** Begin Provided records **

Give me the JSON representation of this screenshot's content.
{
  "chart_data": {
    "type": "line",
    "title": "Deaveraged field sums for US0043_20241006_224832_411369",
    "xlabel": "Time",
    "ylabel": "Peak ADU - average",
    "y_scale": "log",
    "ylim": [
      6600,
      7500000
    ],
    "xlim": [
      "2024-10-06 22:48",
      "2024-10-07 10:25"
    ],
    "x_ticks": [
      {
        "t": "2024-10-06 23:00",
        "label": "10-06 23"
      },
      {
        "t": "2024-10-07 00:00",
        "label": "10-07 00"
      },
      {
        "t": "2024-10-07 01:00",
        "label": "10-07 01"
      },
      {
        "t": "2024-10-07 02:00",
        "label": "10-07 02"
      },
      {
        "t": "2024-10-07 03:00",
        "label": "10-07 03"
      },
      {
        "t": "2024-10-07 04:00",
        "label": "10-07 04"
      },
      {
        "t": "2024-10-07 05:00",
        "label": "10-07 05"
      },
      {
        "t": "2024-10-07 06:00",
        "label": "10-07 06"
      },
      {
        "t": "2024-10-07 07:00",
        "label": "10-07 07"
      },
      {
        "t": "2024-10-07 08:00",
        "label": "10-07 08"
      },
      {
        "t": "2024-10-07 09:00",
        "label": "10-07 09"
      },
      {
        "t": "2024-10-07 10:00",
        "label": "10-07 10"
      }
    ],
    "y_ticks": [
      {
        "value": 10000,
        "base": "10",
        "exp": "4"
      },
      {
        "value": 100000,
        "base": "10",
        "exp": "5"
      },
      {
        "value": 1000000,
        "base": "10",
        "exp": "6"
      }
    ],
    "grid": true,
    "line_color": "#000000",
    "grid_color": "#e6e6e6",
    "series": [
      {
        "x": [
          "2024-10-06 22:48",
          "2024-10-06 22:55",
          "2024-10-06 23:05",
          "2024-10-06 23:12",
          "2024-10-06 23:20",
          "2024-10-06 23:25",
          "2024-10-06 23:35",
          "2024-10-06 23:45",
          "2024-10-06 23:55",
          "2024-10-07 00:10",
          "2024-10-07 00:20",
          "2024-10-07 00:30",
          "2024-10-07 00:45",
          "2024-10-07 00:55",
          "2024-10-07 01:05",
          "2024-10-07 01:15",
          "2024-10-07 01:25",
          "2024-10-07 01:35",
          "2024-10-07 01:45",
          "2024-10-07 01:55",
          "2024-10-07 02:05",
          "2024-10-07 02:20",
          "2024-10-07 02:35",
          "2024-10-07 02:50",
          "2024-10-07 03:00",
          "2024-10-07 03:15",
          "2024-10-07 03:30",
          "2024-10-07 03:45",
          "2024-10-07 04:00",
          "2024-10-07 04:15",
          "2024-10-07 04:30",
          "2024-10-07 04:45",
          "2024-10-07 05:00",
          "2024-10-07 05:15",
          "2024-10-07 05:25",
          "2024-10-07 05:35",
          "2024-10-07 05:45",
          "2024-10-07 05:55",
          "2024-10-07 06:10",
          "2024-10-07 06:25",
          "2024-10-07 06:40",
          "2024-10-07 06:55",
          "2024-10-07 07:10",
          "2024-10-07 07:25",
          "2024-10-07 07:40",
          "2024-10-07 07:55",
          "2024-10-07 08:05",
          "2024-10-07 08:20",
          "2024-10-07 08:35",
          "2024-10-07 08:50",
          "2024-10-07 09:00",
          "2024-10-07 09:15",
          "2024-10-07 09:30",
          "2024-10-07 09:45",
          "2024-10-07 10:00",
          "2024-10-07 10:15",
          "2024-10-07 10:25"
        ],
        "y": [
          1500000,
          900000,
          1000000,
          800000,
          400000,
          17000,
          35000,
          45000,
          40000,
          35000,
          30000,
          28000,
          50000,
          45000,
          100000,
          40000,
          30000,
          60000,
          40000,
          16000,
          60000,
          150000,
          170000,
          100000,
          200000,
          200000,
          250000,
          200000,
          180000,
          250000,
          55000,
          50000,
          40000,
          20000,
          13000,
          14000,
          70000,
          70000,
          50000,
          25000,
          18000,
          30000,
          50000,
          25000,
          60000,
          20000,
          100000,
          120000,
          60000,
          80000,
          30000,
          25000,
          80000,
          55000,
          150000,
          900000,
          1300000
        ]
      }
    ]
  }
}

** End Provided records **

▶ [Challenge]:
Make an exact copy of the listing, including every line.

▶ [Result for this exercise]:
Give me the JSON representation of this screenshot's content.
{
  "chart_data": {
    "type": "line",
    "title": "Deaveraged field sums for US0043_20241006_224832_411369",
    "xlabel": "Time",
    "ylabel": "Peak ADU - average",
    "y_scale": "log",
    "ylim": [
      6600,
      7500000
    ],
    "xlim": [
      "2024-10-06 22:48",
      "2024-10-07 10:25"
    ],
    "x_ticks": [
      {
        "t": "2024-10-06 23:00",
        "label": "10-06 23"
      },
      {
        "t": "2024-10-07 00:00",
        "label": "10-07 00"
      },
      {
        "t": "2024-10-07 01:00",
        "label": "10-07 01"
      },
      {
        "t": "2024-10-07 02:00",
        "label": "10-07 02"
      },
      {
        "t": "2024-10-07 03:00",
        "label": "10-07 03"
      },
      {
        "t": "2024-10-07 04:00",
        "label": "10-07 04"
      },
      {
        "t": "2024-10-07 05:00",
        "label": "10-07 05"
      },
      {
        "t": "2024-10-07 06:00",
        "label": "10-07 06"
      },
      {
        "t": "2024-10-07 07:00",
        "label": "10-07 07"
      },
      {
        "t": "2024-10-07 08:00",
        "label": "10-07 08"
      },
      {
        "t": "2024-10-07 09:00",
        "label": "10-07 09"
      },
      {
        "t": "2024-10-07 10:00",
        "label": "10-07 10"
      }
    ],
    "y_ticks": [
      {
        "value": 10000,
        "base": "10",
        "exp": "4"
      },
      {
        "value": 100000,
        "base": "10",
        "exp": "5"
      },
      {
        "value": 1000000,
        "base": "10",
        "exp": "6"
      }
    ],
    "grid": true,
    "line_color": "#000000",
    "grid_color": "#e6e6e6",
    "series": [
      {
        "x": [
          "2024-10-06 22:48",
          "2024-10-06 22:55",
          "2024-10-06 23:05",
          "2024-10-06 23:12",
          "2024-10-06 23:20",
          "2024-10-06 23:25",
          "2024-10-06 23:35",
          "2024-10-06 23:45",
          "2024-10-06 23:55",
          "2024-10-07 00:10",
          "2024-10-07 00:20",
          "2024-10-07 00:30",
          "2024-10-07 00:45",
          "2024-10-07 00:55",
          "2024-10-07 01:05",
          "2024-10-07 01:15",
          "2024-10-07 01:25",
          "2024-10-07 01:35",
          "2024-10-07 01:45",
          "2024-10-07 01:55",
          "2024-10-07 02:05",
          "2024-10-07 02:20",
          "2024-10-07 02:35",
          "2024-10-07 02:50",
          "2024-10-07 03:00",
          "2024-10-07 03:15",
          "2024-10-07 03:30",
          "2024-10-07 03:45",
          "2024-10-07 04:00",
          "2024-10-07 04:15",
          "2024-10-07 04:30",
          "2024-10-07 04:45",
          "2024-10-07 05:00",
          "2024-10-07 05:15",
          "2024-10-07 05:25",
          "2024-10-07 05:35",
          "2024-10-07 05:45",
          "2024-10-07 05:55",
          "2024-10-07 06:10",
          "2024-10-07 06:25",
          "2024-10-07 06:40",
          "2024-10-07 06:55",
          "2024-10-07 07:10",
          "2024-10-07 07:25",
          "2024-10-07 07:40",
          "2024-10-07 07:55",
          "2024-10-07 08:05",
          "2024-10-07 08:20",
          "2024-10-07 08:35",
          "2024-10-07 08:50",
          "2024-10-07 09:00",
          "2024-10-07 09:15",
          "2024-10-07 09:30",
          "2024-10-07 09:45",
          "2024-10-07 10:00",
          "2024-10-07 10:15",
          "2024-10-07 10:25"
        ],
        "y": [
          1500000,
          900000,
          1000000,
          800000,
          400000,
          17000,
          35000,
          45000,
          40000,
          35000,
          30000,
          28000,
          50000,
          45000,
          100000,
          40000,
          30000,
          60000,
          40000,
          16000,
          60000,
          150000,
          170000,
          100000,
          200000,
          200000,
          250000,
          200000,
          180000,
          250000,
          55000,
          50000,
          40000,
          20000,
          13000,
          14000,
          70000,
          70000,
          50000,
          25000,
          18000,
          30000,
          50000,
          25000,
          60000,
          20000,
          100000,
          120000,
          60000,
          80000,
          30000,
          25000,
          80000,
          55000,
          150000,
          900000,
          1300000
        ]
      }
    ]
  }
}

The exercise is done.